● **Data to use**
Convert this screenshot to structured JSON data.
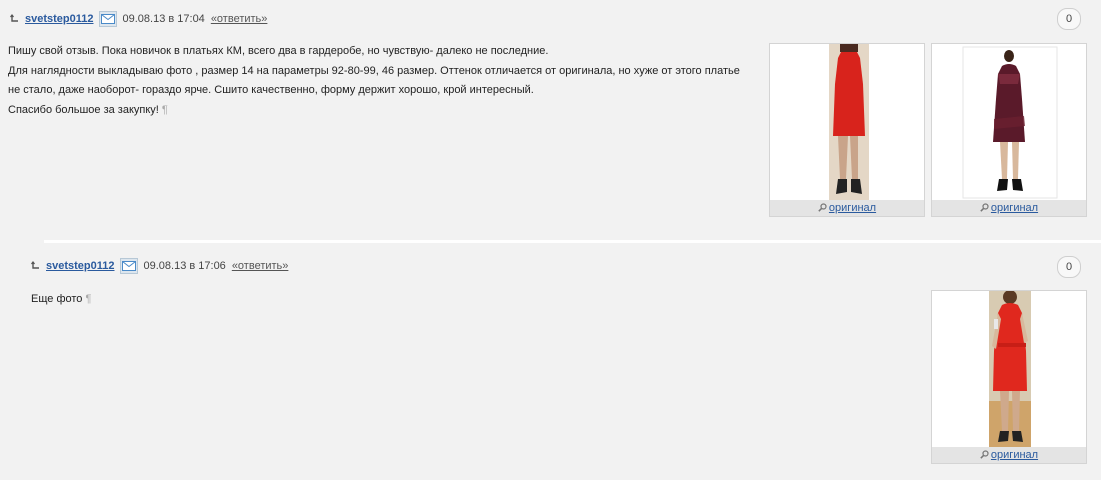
{
  "comments": [
    {
      "author": "svetstep0112",
      "date": "09.08.13 в 17:04",
      "reply_label": "«ответить»",
      "count": "0",
      "lines": [
        "Пишу свой отзыв. Пока новичок в платьях КМ, всего два в гардеробе, но чувствую- далеко не последние.",
        "Для наглядности выкладываю фото , размер 14 на параметры 92-80-99, 46 размер. Оттенок отличается от оригинала, но хуже от этого платье",
        "не стало, даже наоборот- гораздо ярче. Сшито качественно, форму держит хорошо, крой интересный.",
        "Спасибо большое за закупку!"
      ],
      "pilcrow": "¶",
      "photos": [
        {
          "caption": "оригинал",
          "dress_color": "#d8231c"
        },
        {
          "caption": "оригинал",
          "dress_color": "#5a1a2a"
        }
      ]
    },
    {
      "author": "svetstep0112",
      "date": "09.08.13 в 17:06",
      "reply_label": "«ответить»",
      "count": "0",
      "lines": [
        "Еще фото"
      ],
      "pilcrow": "¶",
      "photos": [
        {
          "caption": "оригинал",
          "dress_color": "#e0281e"
        }
      ]
    }
  ],
  "colors": {
    "link": "#2a5a9e",
    "background": "#f2f2f2"
  },
  "icons": {
    "reply_arrow": "reply-arrow-icon",
    "mail": "mail-icon",
    "zoom": "magnifier-icon"
  }
}
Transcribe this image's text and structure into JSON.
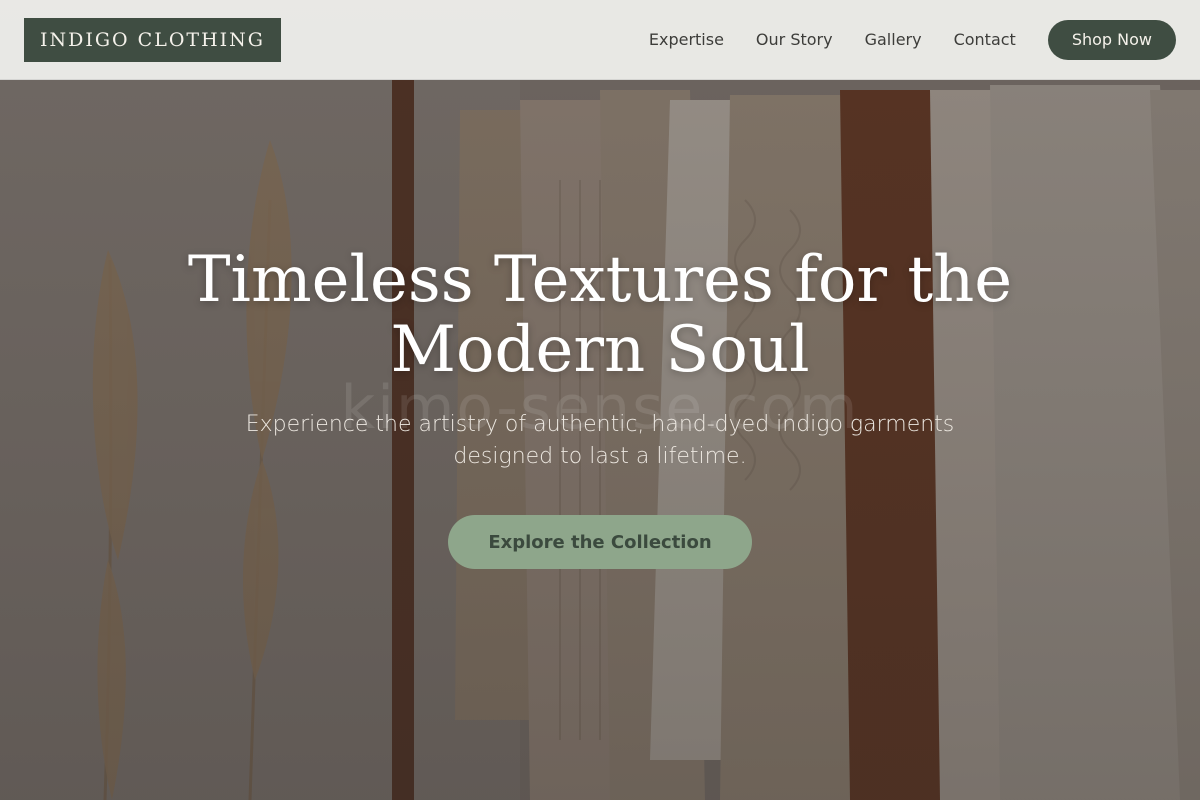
{
  "header": {
    "logo_text": "INDIGO CLOTHING",
    "nav": [
      {
        "label": "Expertise"
      },
      {
        "label": "Our Story"
      },
      {
        "label": "Gallery"
      },
      {
        "label": "Contact"
      }
    ],
    "shop_button": "Shop Now"
  },
  "hero": {
    "title": "Timeless Textures for the Modern Soul",
    "subtitle": "Experience the artistry of authentic, hand-dyed indigo garments designed to last a lifetime.",
    "cta_label": "Explore the Collection",
    "watermark": "kimo-sense.com"
  },
  "colors": {
    "brand_dark_green": "#3f4d42",
    "cta_sage": "#8ea68b",
    "header_bg": "#f0f0ed"
  }
}
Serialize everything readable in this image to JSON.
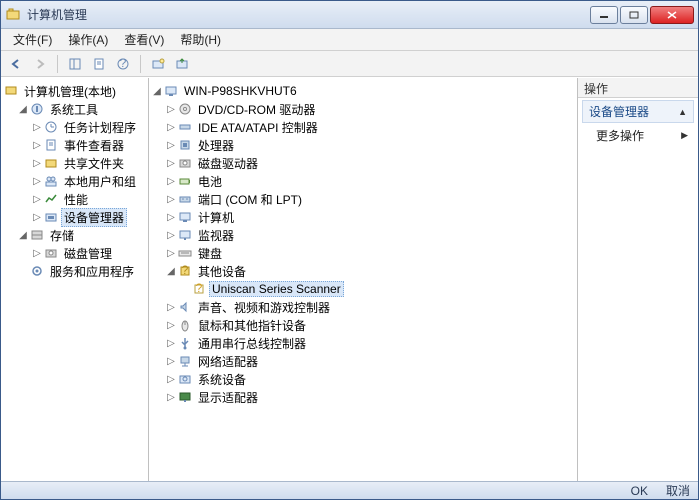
{
  "window": {
    "title": "计算机管理"
  },
  "menu": {
    "file": "文件(F)",
    "action": "操作(A)",
    "view": "查看(V)",
    "help": "帮助(H)"
  },
  "left_tree": {
    "root": "计算机管理(本地)",
    "groups": [
      {
        "label": "系统工具",
        "expanded": true,
        "children": [
          "任务计划程序",
          "事件查看器",
          "共享文件夹",
          "本地用户和组",
          "性能",
          "设备管理器"
        ]
      },
      {
        "label": "存储",
        "expanded": true,
        "children": [
          "磁盘管理"
        ]
      },
      {
        "label": "服务和应用程序",
        "expanded": false,
        "children": []
      }
    ],
    "selected": "设备管理器"
  },
  "center_tree": {
    "root": "WIN-P98SHKVHUT6",
    "items": [
      {
        "label": "DVD/CD-ROM 驱动器",
        "icon": "cd"
      },
      {
        "label": "IDE ATA/ATAPI 控制器",
        "icon": "ide"
      },
      {
        "label": "处理器",
        "icon": "cpu"
      },
      {
        "label": "磁盘驱动器",
        "icon": "disk"
      },
      {
        "label": "电池",
        "icon": "battery"
      },
      {
        "label": "端口 (COM 和 LPT)",
        "icon": "port"
      },
      {
        "label": "计算机",
        "icon": "computer"
      },
      {
        "label": "监视器",
        "icon": "monitor"
      },
      {
        "label": "键盘",
        "icon": "keyboard"
      },
      {
        "label": "其他设备",
        "icon": "other",
        "expanded": true,
        "children": [
          {
            "label": "Uniscan Series Scanner",
            "icon": "unknown",
            "selected": true
          }
        ]
      },
      {
        "label": "声音、视频和游戏控制器",
        "icon": "sound"
      },
      {
        "label": "鼠标和其他指针设备",
        "icon": "mouse"
      },
      {
        "label": "通用串行总线控制器",
        "icon": "usb"
      },
      {
        "label": "网络适配器",
        "icon": "network"
      },
      {
        "label": "系统设备",
        "icon": "system"
      },
      {
        "label": "显示适配器",
        "icon": "display"
      }
    ]
  },
  "actions": {
    "header": "操作",
    "subheader": "设备管理器",
    "more": "更多操作"
  },
  "status": {
    "ok": "OK",
    "cancel": "取消"
  }
}
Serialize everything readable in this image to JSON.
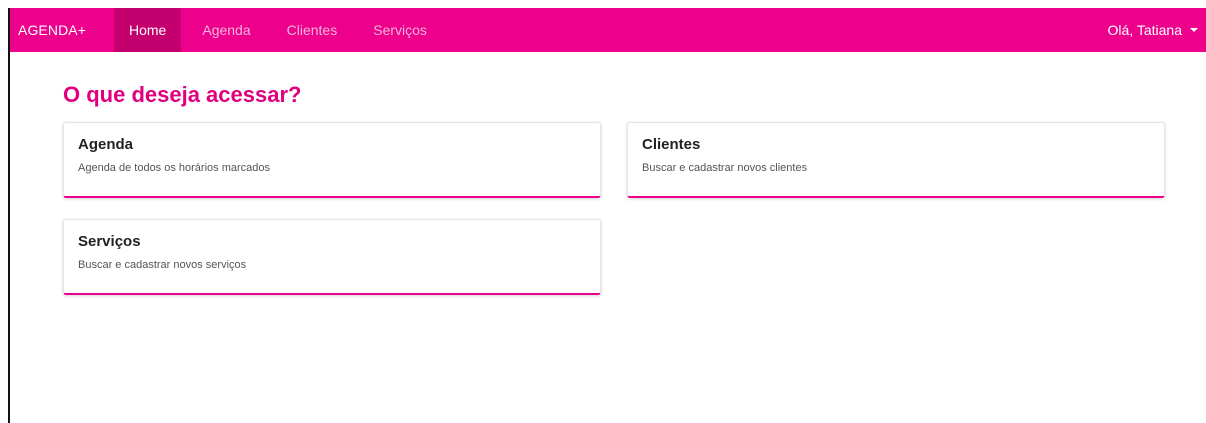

● **Exercise directions**
Each record above must be returned exactly as written, with its pictures omitted.

● **Complete answer**
Convert this screenshot to structured JSON data.
{
  "comments": [
    {
      "author": "svetstep0112",
      "date": "09.08.13 в 17:04",
      "reply_label": "«ответить»",
      "count": "0",
      "lines": [
        "Пишу свой отзыв. Пока новичок в платьях КМ, всего два в гардеробе, но чувствую- далеко не последние.",
        "Для наглядности выкладываю фото , размер 14 на параметры 92-80-99, 46 размер. Оттенок отличается от оригинала, но хуже от этого платье",
        "не стало, даже наоборот- гораздо ярче. Сшито качественно, форму держит хорошо, крой интересный.",
        "Спасибо большое за закупку!"
      ],
      "pilcrow": "¶",
      "photos": [
        {
          "caption": "оригинал",
          "dress_color": "#d8231c"
        },
        {
          "caption": "оригинал",
          "dress_color": "#5a1a2a"
        }
      ]
    },
    {
      "author": "svetstep0112",
      "date": "09.08.13 в 17:06",
      "reply_label": "«ответить»",
      "count": "0",
      "lines": [
        "Еще фото"
      ],
      "pilcrow": "¶",
      "photos": [
        {
          "caption": "оригинал",
          "dress_color": "#e0281e"
        }
      ]
    }
  ],
  "colors": {
    "link": "#2a5a9e",
    "background": "#f2f2f2"
  },
  "icons": {
    "reply_arrow": "reply-arrow-icon",
    "mail": "mail-icon",
    "zoom": "magnifier-icon"
  }
}
Transcribe this image's text and structure into JSON.
{
  "header": {
    "logo_text": "INDIGO CLOTHING",
    "nav": [
      {
        "label": "Expertise"
      },
      {
        "label": "Our Story"
      },
      {
        "label": "Gallery"
      },
      {
        "label": "Contact"
      }
    ],
    "shop_button": "Shop Now"
  },
  "hero": {
    "title": "Timeless Textures for the Modern Soul",
    "subtitle": "Experience the artistry of authentic, hand-dyed indigo garments designed to last a lifetime.",
    "cta_label": "Explore the Collection",
    "watermark": "kimo-sense.com"
  },
  "colors": {
    "brand_dark_green": "#3f4d42",
    "cta_sage": "#8ea68b",
    "header_bg": "#f0f0ed"
  }
}
Serialize everything readable in this image to JSON.
{
  "window": {
    "title": "计算机管理"
  },
  "menu": {
    "file": "文件(F)",
    "action": "操作(A)",
    "view": "查看(V)",
    "help": "帮助(H)"
  },
  "left_tree": {
    "root": "计算机管理(本地)",
    "groups": [
      {
        "label": "系统工具",
        "expanded": true,
        "children": [
          "任务计划程序",
          "事件查看器",
          "共享文件夹",
          "本地用户和组",
          "性能",
          "设备管理器"
        ]
      },
      {
        "label": "存储",
        "expanded": true,
        "children": [
          "磁盘管理"
        ]
      },
      {
        "label": "服务和应用程序",
        "expanded": false,
        "children": []
      }
    ],
    "selected": "设备管理器"
  },
  "center_tree": {
    "root": "WIN-P98SHKVHUT6",
    "items": [
      {
        "label": "DVD/CD-ROM 驱动器",
        "icon": "cd"
      },
      {
        "label": "IDE ATA/ATAPI 控制器",
        "icon": "ide"
      },
      {
        "label": "处理器",
        "icon": "cpu"
      },
      {
        "label": "磁盘驱动器",
        "icon": "disk"
      },
      {
        "label": "电池",
        "icon": "battery"
      },
      {
        "label": "端口 (COM 和 LPT)",
        "icon": "port"
      },
      {
        "label": "计算机",
        "icon": "computer"
      },
      {
        "label": "监视器",
        "icon": "monitor"
      },
      {
        "label": "键盘",
        "icon": "keyboard"
      },
      {
        "label": "其他设备",
        "icon": "other",
        "expanded": true,
        "children": [
          {
            "label": "Uniscan Series Scanner",
            "icon": "unknown",
            "selected": true
          }
        ]
      },
      {
        "label": "声音、视频和游戏控制器",
        "icon": "sound"
      },
      {
        "label": "鼠标和其他指针设备",
        "icon": "mouse"
      },
      {
        "label": "通用串行总线控制器",
        "icon": "usb"
      },
      {
        "label": "网络适配器",
        "icon": "network"
      },
      {
        "label": "系统设备",
        "icon": "system"
      },
      {
        "label": "显示适配器",
        "icon": "display"
      }
    ]
  },
  "actions": {
    "header": "操作",
    "subheader": "设备管理器",
    "more": "更多操作"
  },
  "status": {
    "ok": "OK",
    "cancel": "取消"
  }
}
Serialize everything readable in this image to JSON.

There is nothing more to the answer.